⟨

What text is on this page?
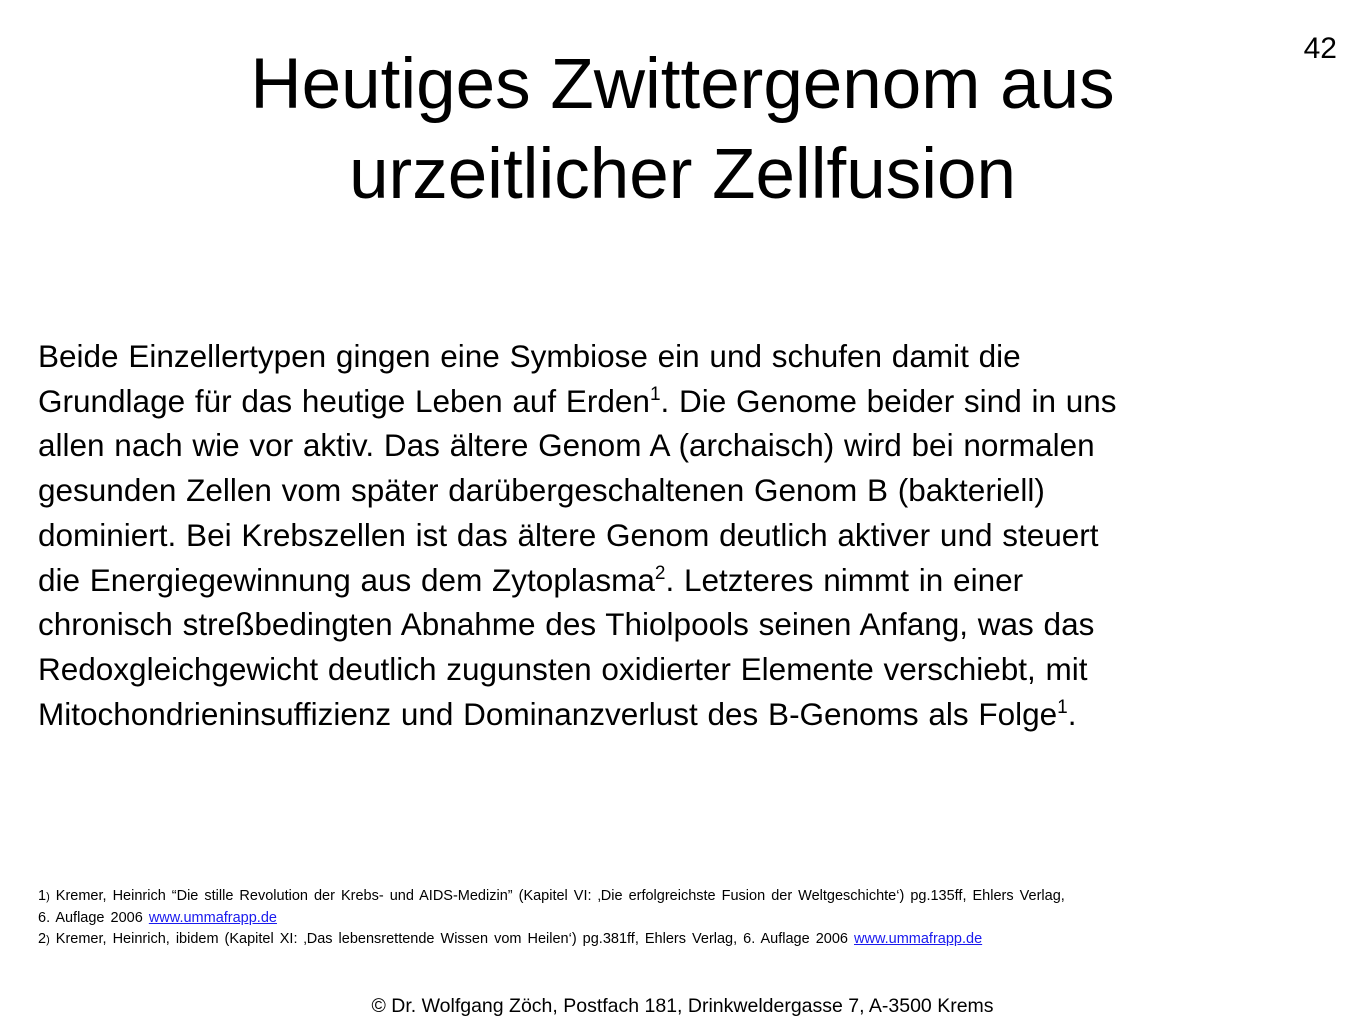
42
Heutiges Zwittergenom aus
urzeitlicher Zellfusion
Beide Einzellertypen gingen eine Symbiose ein und schufen damit die
Grundlage für das heutige Leben auf Erden$^1$. Die Genome beider sind in uns
allen nach wie vor aktiv. Das ältere Genom A (archaisch) wird bei normalen
gesunden Zellen vom später darübergeschaltenen Genom B (bakteriell)
dominiert. Bei Krebszellen ist das ältere Genom deutlich aktiver und steuert
die Energiegewinnung aus dem Zytoplasma$^2$. Letzteres nimmt in einer
chronisch streßbedingten Abnahme des Thiolpools seinen Anfang, was das
Redoxgleichgewicht deutlich zugunsten oxidierter Elemente verschiebt, mit
Mitochondrieninsuffizienz und Dominanzverlust des B-Genoms als Folge$^1$.
1) Kremer, Heinrich “Die stille Revolution der Krebs- und AIDS-Medizin” (Kapitel VI: ‚Die erfolgreichste Fusion der Weltgeschichte‘) pg.135ff, Ehlers Verlag,
6. Auflage 2006 www.ummafrapp.de
2) Kremer, Heinrich, ibidem (Kapitel XI: ‚Das lebensrettende Wissen vom Heilen‘) pg.381ff, Ehlers Verlag, 6. Auflage 2006 www.ummafrapp.de
© Dr. Wolfgang Zöch, Postfach 181, Drinkweldergasse 7, A-3500 Krems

⟩

# [WORK ITEM]
Each entry, word for word, belongs in your answer; each picture does not.

# [TASK ANSWER]
What text is on this page?
42
Heutiges Zwittergenom aus
urzeitlicher Zellfusion
Beide Einzellertypen gingen eine Symbiose ein und schufen damit die
Grundlage für das heutige Leben auf Erden$^1$. Die Genome beider sind in uns
allen nach wie vor aktiv. Das ältere Genom A (archaisch) wird bei normalen
gesunden Zellen vom später darübergeschaltenen Genom B (bakteriell)
dominiert. Bei Krebszellen ist das ältere Genom deutlich aktiver und steuert
die Energiegewinnung aus dem Zytoplasma$^2$. Letzteres nimmt in einer
chronisch streßbedingten Abnahme des Thiolpools seinen Anfang, was das
Redoxgleichgewicht deutlich zugunsten oxidierter Elemente verschiebt, mit
Mitochondrieninsuffizienz und Dominanzverlust des B-Genoms als Folge$^1$.
1) Kremer, Heinrich “Die stille Revolution der Krebs- und AIDS-Medizin” (Kapitel VI: ‚Die erfolgreichste Fusion der Weltgeschichte‘) pg.135ff, Ehlers Verlag,
6. Auflage 2006 www.ummafrapp.de
2) Kremer, Heinrich, ibidem (Kapitel XI: ‚Das lebensrettende Wissen vom Heilen‘) pg.381ff, Ehlers Verlag, 6. Auflage 2006 www.ummafrapp.de
© Dr. Wolfgang Zöch, Postfach 181, Drinkweldergasse 7, A-3500 Krems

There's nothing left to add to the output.